Records from a collection:
· · · ·

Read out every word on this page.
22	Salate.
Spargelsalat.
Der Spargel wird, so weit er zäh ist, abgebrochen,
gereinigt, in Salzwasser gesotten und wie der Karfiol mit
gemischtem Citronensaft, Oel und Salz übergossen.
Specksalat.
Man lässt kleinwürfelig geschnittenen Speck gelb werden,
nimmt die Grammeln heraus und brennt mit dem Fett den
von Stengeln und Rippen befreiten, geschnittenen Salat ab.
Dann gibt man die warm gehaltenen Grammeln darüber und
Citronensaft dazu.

· · · ·

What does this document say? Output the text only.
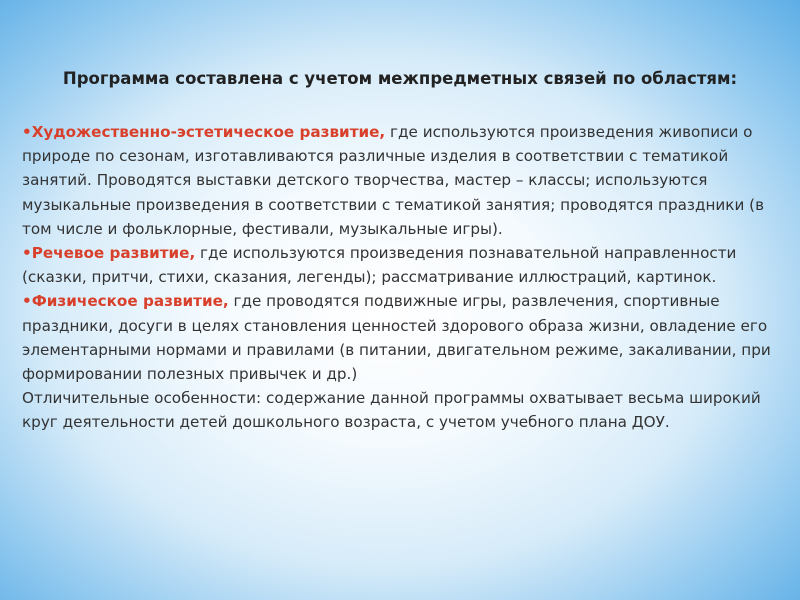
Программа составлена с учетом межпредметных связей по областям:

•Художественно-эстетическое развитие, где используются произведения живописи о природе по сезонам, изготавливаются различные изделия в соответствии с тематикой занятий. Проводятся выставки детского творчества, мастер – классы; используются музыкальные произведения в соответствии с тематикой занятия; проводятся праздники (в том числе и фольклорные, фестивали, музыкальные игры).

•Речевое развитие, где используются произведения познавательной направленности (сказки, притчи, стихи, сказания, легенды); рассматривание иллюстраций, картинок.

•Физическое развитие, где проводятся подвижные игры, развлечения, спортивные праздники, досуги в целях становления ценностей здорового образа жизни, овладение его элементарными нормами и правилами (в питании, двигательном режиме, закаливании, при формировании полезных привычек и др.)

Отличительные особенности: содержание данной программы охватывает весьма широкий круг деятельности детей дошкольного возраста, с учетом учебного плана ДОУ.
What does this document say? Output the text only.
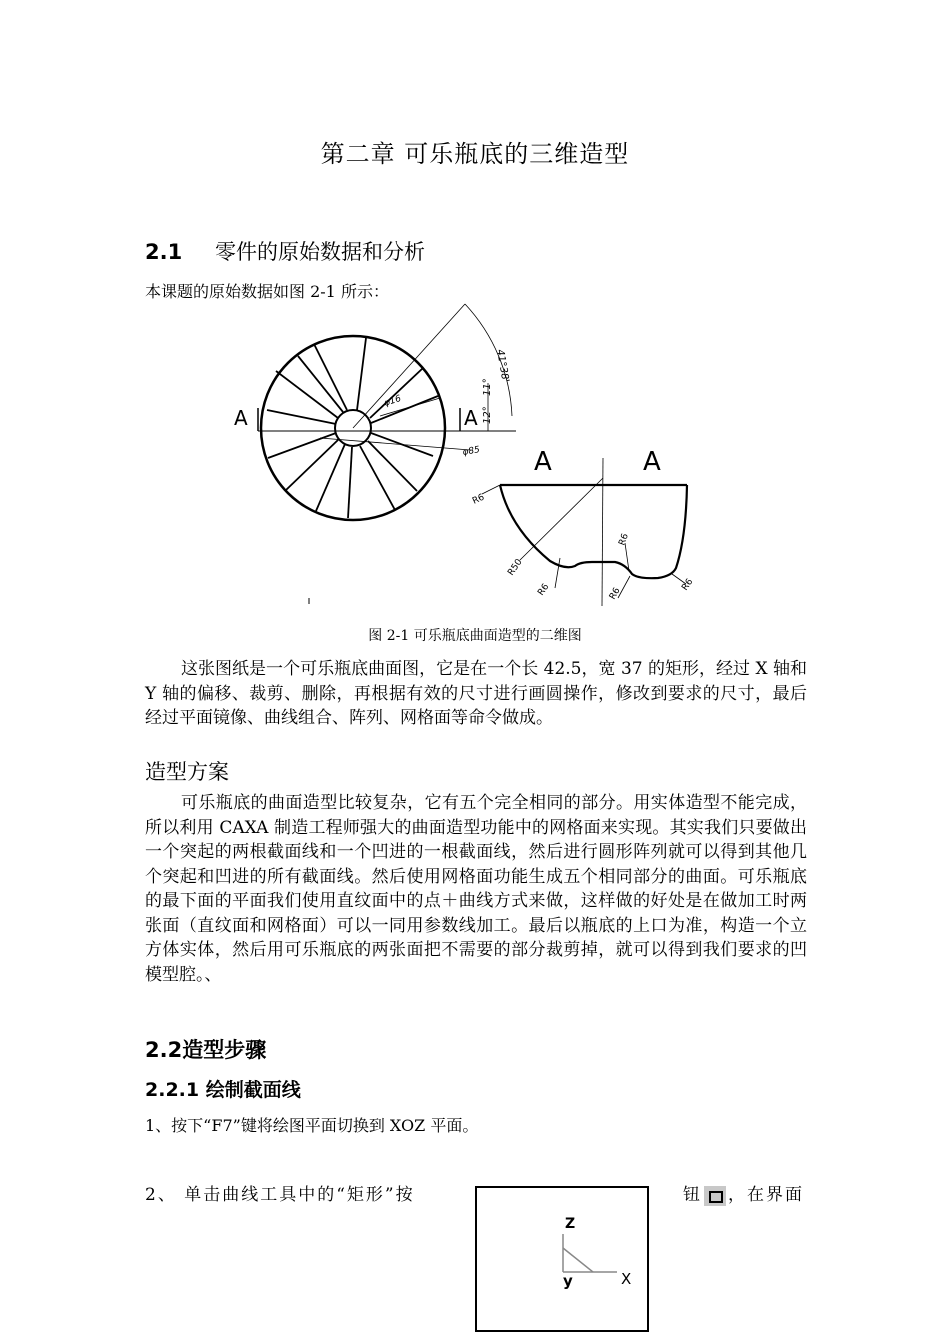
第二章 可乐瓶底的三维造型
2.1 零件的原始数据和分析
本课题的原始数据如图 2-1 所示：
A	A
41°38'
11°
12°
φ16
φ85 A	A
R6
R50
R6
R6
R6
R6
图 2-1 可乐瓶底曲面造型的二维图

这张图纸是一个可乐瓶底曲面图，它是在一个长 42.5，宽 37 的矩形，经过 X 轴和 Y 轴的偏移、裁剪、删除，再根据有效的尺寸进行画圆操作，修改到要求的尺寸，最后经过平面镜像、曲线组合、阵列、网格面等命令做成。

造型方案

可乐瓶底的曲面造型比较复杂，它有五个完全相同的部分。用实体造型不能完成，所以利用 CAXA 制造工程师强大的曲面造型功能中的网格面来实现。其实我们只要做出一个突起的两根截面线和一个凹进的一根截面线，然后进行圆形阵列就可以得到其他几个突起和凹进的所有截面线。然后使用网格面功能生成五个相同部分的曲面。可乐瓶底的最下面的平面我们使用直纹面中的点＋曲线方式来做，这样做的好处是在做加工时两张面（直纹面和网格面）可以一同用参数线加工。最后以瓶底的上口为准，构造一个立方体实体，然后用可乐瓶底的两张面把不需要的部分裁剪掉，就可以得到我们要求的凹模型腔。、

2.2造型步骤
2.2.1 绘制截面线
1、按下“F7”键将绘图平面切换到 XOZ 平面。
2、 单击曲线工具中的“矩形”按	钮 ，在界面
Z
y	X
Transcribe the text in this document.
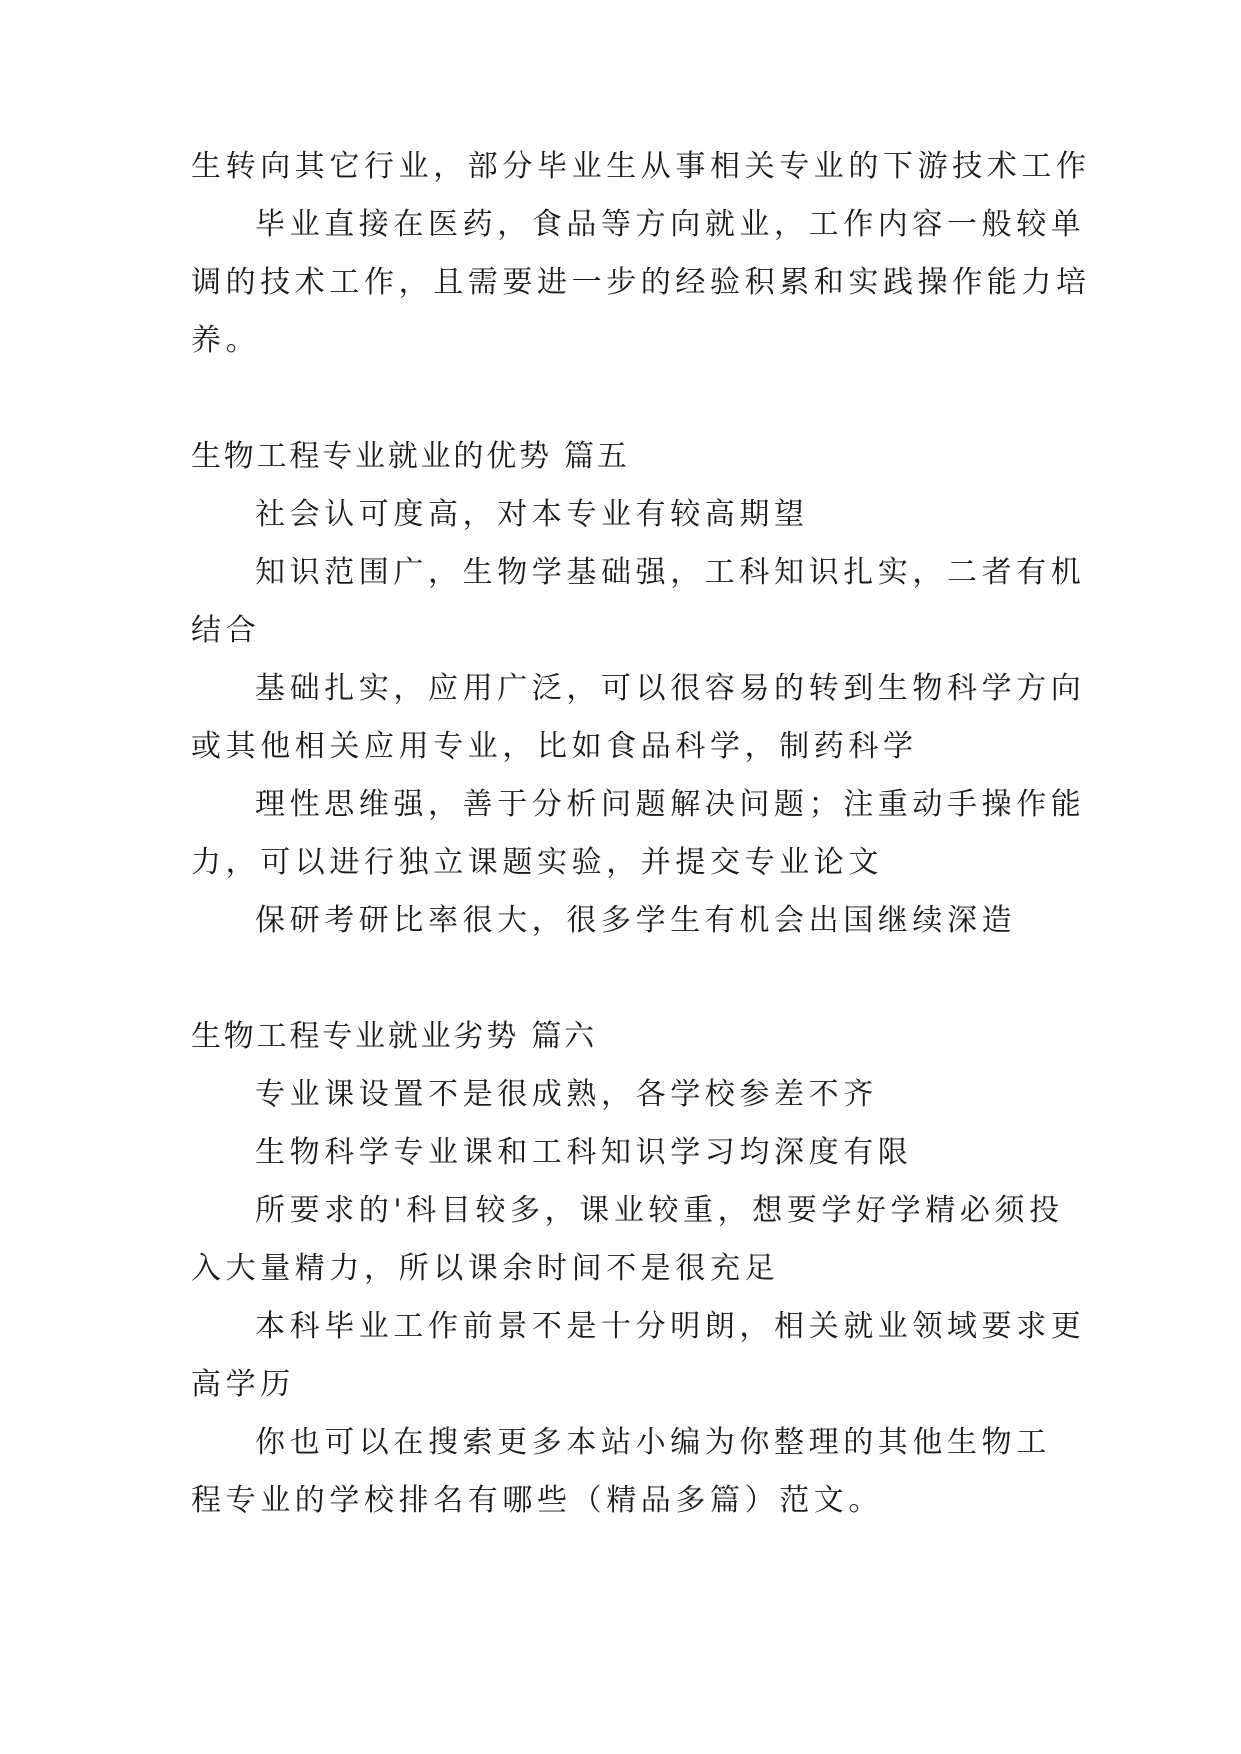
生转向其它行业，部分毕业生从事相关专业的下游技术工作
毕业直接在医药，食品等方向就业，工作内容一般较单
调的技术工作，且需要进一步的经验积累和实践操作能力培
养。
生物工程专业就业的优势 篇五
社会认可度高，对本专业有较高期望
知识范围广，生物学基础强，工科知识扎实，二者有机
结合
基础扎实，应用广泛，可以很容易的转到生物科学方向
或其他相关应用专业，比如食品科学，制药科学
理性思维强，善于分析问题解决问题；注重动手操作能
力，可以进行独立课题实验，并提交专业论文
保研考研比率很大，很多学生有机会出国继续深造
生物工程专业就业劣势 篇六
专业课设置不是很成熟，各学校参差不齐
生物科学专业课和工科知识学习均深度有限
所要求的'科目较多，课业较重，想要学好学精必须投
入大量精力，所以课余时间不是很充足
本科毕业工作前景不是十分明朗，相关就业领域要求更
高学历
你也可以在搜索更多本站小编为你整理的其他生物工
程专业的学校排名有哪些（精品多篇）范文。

· · · ·

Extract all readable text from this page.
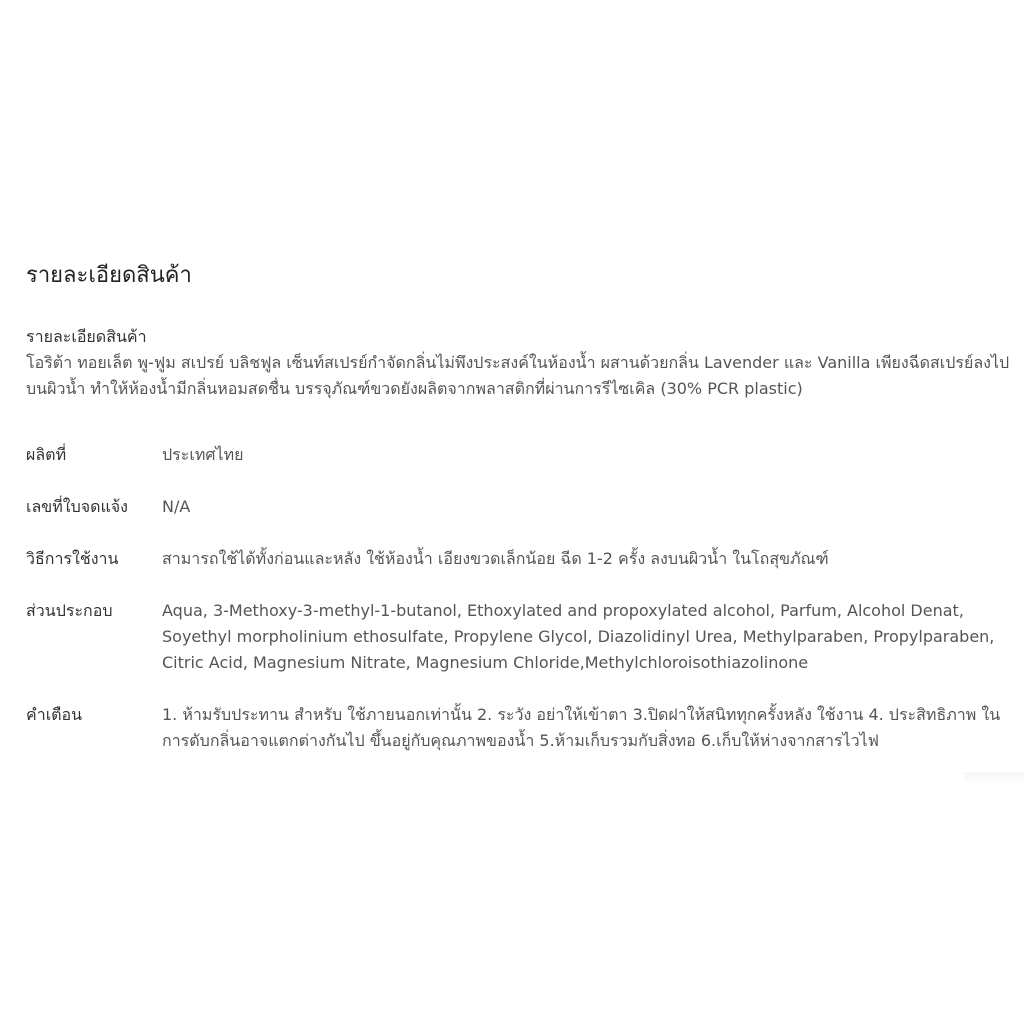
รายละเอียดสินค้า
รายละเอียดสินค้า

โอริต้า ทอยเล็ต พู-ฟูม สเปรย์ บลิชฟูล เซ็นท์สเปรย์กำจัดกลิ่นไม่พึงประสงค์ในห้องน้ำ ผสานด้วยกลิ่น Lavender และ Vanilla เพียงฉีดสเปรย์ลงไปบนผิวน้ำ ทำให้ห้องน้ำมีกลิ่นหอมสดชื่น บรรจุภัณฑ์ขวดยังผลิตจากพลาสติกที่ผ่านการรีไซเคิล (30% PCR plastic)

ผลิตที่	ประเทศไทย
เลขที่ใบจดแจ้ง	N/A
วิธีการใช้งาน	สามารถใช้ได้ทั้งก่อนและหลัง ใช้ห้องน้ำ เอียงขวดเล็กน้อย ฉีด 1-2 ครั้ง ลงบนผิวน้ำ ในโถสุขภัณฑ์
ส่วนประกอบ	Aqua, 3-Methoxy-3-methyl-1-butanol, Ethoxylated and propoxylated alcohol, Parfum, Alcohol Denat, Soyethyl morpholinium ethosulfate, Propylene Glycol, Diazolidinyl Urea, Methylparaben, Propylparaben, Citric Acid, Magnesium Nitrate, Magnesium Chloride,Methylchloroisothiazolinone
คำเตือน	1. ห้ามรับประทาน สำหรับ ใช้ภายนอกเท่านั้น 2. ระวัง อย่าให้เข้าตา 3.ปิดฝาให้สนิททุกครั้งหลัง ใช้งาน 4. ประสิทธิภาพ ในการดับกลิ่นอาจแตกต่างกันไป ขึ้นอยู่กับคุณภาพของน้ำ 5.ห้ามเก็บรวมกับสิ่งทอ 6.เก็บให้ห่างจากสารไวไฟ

· · · ·

◆ What is needed:
Lines that include the word "this" are to be extracted from the data above.

◆ Final result:
Read out every word on this page.
What does this document say? Output the text only.
What does this document say? Output the text only.
Transcribe the text in this document.
Extract all readable text from this page.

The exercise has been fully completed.